(Entries taken from a collection)

---------------

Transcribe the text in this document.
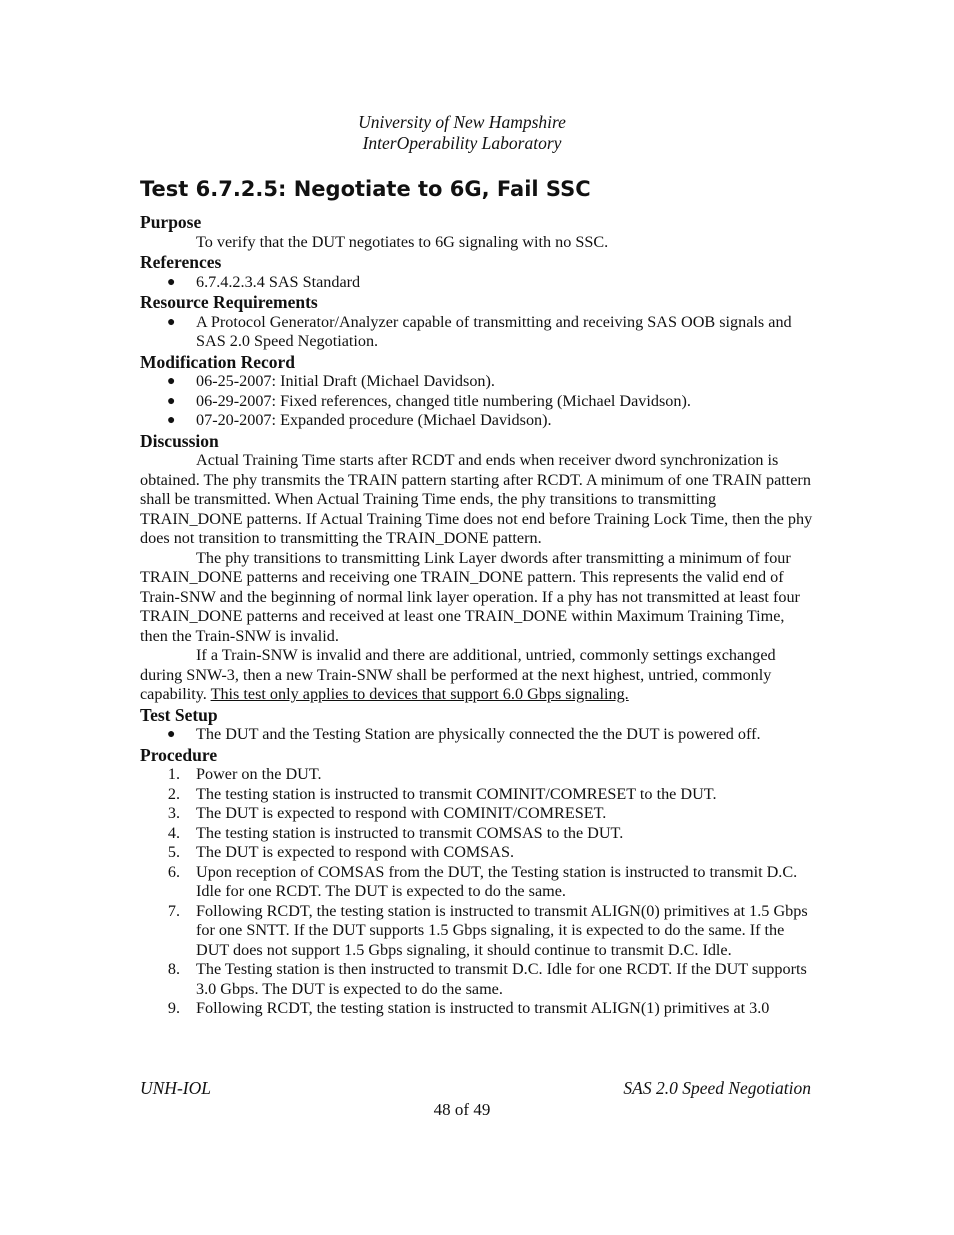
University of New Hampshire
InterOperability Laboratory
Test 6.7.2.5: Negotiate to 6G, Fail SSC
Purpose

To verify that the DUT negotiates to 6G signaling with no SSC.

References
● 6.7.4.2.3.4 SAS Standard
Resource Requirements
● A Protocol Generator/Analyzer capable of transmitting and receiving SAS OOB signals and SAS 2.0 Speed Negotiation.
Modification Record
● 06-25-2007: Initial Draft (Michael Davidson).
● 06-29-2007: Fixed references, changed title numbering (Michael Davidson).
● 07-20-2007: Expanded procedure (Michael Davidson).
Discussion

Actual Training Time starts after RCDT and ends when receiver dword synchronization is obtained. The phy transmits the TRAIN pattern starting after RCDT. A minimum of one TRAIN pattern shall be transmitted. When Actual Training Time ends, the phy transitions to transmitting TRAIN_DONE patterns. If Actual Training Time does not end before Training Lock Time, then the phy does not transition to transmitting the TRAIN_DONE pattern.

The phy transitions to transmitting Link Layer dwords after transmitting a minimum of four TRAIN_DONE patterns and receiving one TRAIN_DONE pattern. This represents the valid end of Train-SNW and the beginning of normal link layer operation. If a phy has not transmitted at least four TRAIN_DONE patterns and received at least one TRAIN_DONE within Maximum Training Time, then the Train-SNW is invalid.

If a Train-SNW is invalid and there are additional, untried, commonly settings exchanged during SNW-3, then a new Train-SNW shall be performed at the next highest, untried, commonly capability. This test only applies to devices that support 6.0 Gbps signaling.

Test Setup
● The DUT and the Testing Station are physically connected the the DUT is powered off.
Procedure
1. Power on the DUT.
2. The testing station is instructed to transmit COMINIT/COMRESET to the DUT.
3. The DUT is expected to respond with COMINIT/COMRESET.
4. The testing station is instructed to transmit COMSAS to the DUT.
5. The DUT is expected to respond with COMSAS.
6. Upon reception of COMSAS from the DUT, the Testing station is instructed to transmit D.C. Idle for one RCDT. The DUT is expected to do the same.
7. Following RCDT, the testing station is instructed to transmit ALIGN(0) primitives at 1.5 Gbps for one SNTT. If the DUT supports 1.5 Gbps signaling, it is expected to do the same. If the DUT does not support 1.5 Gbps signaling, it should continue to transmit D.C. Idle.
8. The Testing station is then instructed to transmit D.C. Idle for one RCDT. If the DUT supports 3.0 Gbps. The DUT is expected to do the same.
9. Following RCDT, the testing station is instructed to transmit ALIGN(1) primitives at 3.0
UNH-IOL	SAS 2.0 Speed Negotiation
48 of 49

---------------

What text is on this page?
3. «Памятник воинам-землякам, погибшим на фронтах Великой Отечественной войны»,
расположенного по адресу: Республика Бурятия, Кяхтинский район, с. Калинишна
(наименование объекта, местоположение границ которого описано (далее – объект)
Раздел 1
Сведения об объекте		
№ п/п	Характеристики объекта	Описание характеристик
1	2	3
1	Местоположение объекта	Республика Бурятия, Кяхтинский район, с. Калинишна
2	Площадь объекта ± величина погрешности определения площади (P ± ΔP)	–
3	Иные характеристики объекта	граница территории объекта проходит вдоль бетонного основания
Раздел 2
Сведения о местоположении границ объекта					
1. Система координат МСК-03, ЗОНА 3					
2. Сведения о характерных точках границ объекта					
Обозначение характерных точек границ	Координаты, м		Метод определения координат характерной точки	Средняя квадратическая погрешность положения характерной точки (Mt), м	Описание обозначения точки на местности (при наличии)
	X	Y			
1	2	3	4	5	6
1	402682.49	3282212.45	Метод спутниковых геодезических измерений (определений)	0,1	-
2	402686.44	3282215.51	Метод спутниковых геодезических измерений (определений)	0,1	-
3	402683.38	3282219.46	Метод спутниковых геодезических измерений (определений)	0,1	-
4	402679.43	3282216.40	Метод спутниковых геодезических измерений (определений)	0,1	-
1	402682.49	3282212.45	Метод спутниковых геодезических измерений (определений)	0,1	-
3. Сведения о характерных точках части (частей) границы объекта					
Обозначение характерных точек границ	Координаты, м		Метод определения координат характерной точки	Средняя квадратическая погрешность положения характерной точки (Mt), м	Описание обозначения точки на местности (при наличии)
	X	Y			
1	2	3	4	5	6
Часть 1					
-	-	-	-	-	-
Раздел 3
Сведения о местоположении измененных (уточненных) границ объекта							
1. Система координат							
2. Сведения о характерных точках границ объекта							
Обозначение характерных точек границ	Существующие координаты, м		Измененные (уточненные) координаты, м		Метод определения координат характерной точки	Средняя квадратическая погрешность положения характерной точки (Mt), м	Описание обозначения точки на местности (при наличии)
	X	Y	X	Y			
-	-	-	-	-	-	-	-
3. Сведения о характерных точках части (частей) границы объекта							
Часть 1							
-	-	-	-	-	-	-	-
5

---------------

**TASK DIRECTIONS**
Search the listing for the word "Negotiation" and return each line that holds it.

**SOLUTION FOR THIS TASK**
● A Protocol Generator/Analyzer capable of transmitting and receiving SAS OOB signals and SAS 2.0 Speed Negotiation.
UNH-IOL	SAS 2.0 Speed Negotiation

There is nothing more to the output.